**What to do**
Pick out every line in the data below that holds "dictio".

[Collection entries]
/---

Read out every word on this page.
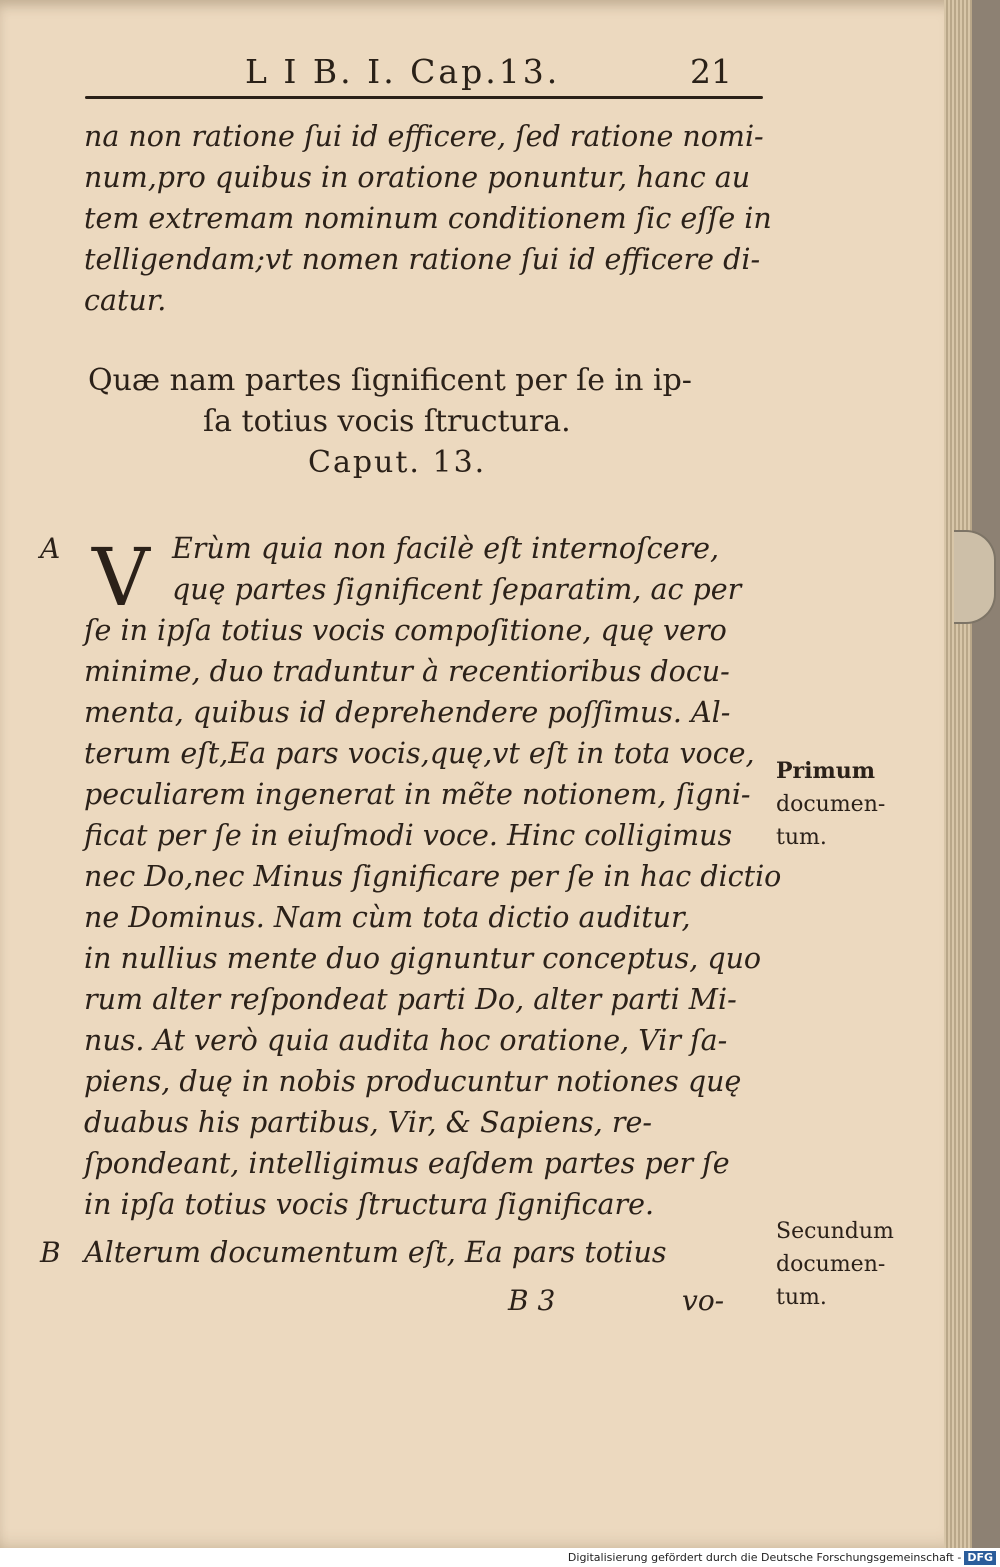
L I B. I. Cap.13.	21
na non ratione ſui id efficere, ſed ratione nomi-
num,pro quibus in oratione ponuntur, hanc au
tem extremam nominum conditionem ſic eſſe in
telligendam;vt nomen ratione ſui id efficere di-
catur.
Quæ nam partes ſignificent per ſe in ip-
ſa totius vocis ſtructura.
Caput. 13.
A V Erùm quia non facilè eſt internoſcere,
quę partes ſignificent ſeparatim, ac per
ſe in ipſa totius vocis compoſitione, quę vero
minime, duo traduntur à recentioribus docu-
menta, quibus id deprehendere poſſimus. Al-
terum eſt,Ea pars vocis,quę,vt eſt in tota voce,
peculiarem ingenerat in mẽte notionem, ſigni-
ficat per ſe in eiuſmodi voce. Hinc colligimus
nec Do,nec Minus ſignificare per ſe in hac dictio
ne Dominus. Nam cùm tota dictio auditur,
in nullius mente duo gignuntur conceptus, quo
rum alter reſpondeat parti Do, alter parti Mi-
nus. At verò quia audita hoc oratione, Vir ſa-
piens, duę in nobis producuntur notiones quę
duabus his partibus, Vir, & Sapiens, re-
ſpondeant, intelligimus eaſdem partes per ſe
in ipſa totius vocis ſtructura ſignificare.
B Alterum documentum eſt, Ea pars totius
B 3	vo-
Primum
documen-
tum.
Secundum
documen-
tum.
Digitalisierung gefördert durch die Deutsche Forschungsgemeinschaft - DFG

\---

**Response below**
nec Do,nec Minus ſignificare per ſe in hac dictio
ne Dominus. Nam cùm tota dictio auditur,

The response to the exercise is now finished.